What you have to do ▸
Compute how many lines in the entries below contain "chat", and output nothing but the number.

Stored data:

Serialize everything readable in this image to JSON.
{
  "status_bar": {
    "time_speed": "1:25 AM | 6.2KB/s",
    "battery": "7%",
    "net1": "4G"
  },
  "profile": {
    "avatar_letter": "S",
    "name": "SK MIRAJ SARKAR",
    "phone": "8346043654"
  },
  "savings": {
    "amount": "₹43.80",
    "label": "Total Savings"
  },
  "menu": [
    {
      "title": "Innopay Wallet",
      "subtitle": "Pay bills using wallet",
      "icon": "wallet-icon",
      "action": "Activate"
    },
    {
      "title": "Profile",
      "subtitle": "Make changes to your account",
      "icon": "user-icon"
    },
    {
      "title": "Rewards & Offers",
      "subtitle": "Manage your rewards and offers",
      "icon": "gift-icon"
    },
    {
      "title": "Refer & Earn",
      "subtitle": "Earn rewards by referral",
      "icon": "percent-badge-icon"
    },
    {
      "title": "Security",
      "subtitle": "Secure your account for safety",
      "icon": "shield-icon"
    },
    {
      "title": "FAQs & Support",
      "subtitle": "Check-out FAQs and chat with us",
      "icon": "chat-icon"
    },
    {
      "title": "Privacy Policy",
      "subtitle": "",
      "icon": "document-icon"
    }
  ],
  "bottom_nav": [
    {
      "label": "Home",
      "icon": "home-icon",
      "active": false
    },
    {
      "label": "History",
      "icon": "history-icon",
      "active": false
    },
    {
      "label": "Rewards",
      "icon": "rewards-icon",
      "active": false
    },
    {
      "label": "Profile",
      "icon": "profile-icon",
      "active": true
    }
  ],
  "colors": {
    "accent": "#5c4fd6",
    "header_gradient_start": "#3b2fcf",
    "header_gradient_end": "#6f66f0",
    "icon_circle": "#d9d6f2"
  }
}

Final answer ▸
2